What you have to do: Below is a set of records; print all of them exactly as written.

Records for the task:

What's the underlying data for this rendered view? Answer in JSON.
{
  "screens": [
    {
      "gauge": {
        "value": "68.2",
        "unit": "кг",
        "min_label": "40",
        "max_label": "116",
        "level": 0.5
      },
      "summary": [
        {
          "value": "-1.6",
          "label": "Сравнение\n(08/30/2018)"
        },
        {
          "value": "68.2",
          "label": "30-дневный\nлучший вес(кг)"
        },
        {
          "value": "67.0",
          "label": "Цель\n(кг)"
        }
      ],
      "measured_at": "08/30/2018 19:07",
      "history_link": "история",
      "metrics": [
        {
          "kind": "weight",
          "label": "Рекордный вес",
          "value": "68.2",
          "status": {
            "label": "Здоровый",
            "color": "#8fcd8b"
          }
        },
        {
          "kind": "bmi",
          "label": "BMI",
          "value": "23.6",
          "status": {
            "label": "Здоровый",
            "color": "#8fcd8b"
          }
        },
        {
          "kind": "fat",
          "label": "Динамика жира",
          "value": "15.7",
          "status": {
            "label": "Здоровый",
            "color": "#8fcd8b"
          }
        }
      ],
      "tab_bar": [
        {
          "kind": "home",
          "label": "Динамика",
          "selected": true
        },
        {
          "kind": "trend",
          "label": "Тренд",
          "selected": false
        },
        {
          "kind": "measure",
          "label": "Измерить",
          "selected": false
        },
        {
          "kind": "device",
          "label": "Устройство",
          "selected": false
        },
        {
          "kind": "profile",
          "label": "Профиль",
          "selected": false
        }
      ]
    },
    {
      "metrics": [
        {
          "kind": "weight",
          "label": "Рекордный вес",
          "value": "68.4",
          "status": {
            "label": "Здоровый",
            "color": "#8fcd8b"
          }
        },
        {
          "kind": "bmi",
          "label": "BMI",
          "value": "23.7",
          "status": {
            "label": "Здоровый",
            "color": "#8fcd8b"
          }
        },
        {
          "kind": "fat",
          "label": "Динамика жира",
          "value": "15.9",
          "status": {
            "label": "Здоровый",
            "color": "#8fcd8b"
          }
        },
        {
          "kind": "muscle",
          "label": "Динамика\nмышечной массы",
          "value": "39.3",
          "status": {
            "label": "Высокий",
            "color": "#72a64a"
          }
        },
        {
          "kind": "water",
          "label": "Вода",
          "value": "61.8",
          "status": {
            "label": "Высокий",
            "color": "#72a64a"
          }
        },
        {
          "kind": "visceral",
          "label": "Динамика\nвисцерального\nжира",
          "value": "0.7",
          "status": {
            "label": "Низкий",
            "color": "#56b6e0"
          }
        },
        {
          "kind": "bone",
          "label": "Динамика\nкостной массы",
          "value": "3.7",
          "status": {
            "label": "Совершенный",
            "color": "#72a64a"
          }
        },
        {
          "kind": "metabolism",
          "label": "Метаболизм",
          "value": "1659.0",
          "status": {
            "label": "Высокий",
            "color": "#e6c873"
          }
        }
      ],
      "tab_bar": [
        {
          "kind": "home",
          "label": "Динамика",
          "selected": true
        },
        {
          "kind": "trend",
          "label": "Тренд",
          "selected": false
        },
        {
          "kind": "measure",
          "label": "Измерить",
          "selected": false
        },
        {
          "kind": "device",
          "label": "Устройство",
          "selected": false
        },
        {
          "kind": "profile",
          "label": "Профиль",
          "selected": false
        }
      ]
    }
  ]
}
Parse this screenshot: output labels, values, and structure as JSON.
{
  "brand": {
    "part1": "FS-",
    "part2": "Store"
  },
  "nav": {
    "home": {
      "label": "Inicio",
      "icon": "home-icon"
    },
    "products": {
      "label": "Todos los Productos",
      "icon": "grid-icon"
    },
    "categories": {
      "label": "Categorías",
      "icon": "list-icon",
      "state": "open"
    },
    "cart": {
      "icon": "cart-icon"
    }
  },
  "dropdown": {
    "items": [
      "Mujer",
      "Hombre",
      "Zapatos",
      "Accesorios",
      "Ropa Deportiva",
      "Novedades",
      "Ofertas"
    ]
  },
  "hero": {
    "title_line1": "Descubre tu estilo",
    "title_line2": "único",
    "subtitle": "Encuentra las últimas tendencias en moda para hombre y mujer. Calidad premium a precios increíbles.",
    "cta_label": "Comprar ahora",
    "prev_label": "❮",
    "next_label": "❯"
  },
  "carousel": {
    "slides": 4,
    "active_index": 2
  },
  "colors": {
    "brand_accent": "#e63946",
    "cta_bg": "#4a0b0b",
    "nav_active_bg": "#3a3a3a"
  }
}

Finished task:
What's the underlying data for this rendered view? Answer in JSON.
{
  "screens": [
    {
      "gauge": {
        "value": "68.2",
        "unit": "кг",
        "min_label": "40",
        "max_label": "116",
        "level": 0.5
      },
      "summary": [
        {
          "value": "-1.6",
          "label": "Сравнение\n(08/30/2018)"
        },
        {
          "value": "68.2",
          "label": "30-дневный\nлучший вес(кг)"
        },
        {
          "value": "67.0",
          "label": "Цель\n(кг)"
        }
      ],
      "measured_at": "08/30/2018 19:07",
      "history_link": "история",
      "metrics": [
        {
          "kind": "weight",
          "label": "Рекордный вес",
          "value": "68.2",
          "status": {
            "label": "Здоровый",
            "color": "#8fcd8b"
          }
        },
        {
          "kind": "bmi",
          "label": "BMI",
          "value": "23.6",
          "status": {
            "label": "Здоровый",
            "color": "#8fcd8b"
          }
        },
        {
          "kind": "fat",
          "label": "Динамика жира",
          "value": "15.7",
          "status": {
            "label": "Здоровый",
            "color": "#8fcd8b"
          }
        }
      ],
      "tab_bar": [
        {
          "kind": "home",
          "label": "Динамика",
          "selected": true
        },
        {
          "kind": "trend",
          "label": "Тренд",
          "selected": false
        },
        {
          "kind": "measure",
          "label": "Измерить",
          "selected": false
        },
        {
          "kind": "device",
          "label": "Устройство",
          "selected": false
        },
        {
          "kind": "profile",
          "label": "Профиль",
          "selected": false
        }
      ]
    },
    {
      "metrics": [
        {
          "kind": "weight",
          "label": "Рекордный вес",
          "value": "68.4",
          "status": {
            "label": "Здоровый",
            "color": "#8fcd8b"
          }
        },
        {
          "kind": "bmi",
          "label": "BMI",
          "value": "23.7",
          "status": {
            "label": "Здоровый",
            "color": "#8fcd8b"
          }
        },
        {
          "kind": "fat",
          "label": "Динамика жира",
          "value": "15.9",
          "status": {
            "label": "Здоровый",
            "color": "#8fcd8b"
          }
        },
        {
          "kind": "muscle",
          "label": "Динамика\nмышечной массы",
          "value": "39.3",
          "status": {
            "label": "Высокий",
            "color": "#72a64a"
          }
        },
        {
          "kind": "water",
          "label": "Вода",
          "value": "61.8",
          "status": {
            "label": "Высокий",
            "color": "#72a64a"
          }
        },
        {
          "kind": "visceral",
          "label": "Динамика\nвисцерального\nжира",
          "value": "0.7",
          "status": {
            "label": "Низкий",
            "color": "#56b6e0"
          }
        },
        {
          "kind": "bone",
          "label": "Динамика\nкостной массы",
          "value": "3.7",
          "status": {
            "label": "Совершенный",
            "color": "#72a64a"
          }
        },
        {
          "kind": "metabolism",
          "label": "Метаболизм",
          "value": "1659.0",
          "status": {
            "label": "Высокий",
            "color": "#e6c873"
          }
        }
      ],
      "tab_bar": [
        {
          "kind": "home",
          "label": "Динамика",
          "selected": true
        },
        {
          "kind": "trend",
          "label": "Тренд",
          "selected": false
        },
        {
          "kind": "measure",
          "label": "Измерить",
          "selected": false
        },
        {
          "kind": "device",
          "label": "Устройство",
          "selected": false
        },
        {
          "kind": "profile",
          "label": "Профиль",
          "selected": false
        }
      ]
    }
  ]
}
Parse this screenshot: output labels, values, and structure as JSON.
{
  "brand": {
    "part1": "FS-",
    "part2": "Store"
  },
  "nav": {
    "home": {
      "label": "Inicio",
      "icon": "home-icon"
    },
    "products": {
      "label": "Todos los Productos",
      "icon": "grid-icon"
    },
    "categories": {
      "label": "Categorías",
      "icon": "list-icon",
      "state": "open"
    },
    "cart": {
      "icon": "cart-icon"
    }
  },
  "dropdown": {
    "items": [
      "Mujer",
      "Hombre",
      "Zapatos",
      "Accesorios",
      "Ropa Deportiva",
      "Novedades",
      "Ofertas"
    ]
  },
  "hero": {
    "title_line1": "Descubre tu estilo",
    "title_line2": "único",
    "subtitle": "Encuentra las últimas tendencias en moda para hombre y mujer. Calidad premium a precios increíbles.",
    "cta_label": "Comprar ahora",
    "prev_label": "❮",
    "next_label": "❯"
  },
  "carousel": {
    "slides": 4,
    "active_index": 2
  },
  "colors": {
    "brand_accent": "#e63946",
    "cta_bg": "#4a0b0b",
    "nav_active_bg": "#3a3a3a"
  }
}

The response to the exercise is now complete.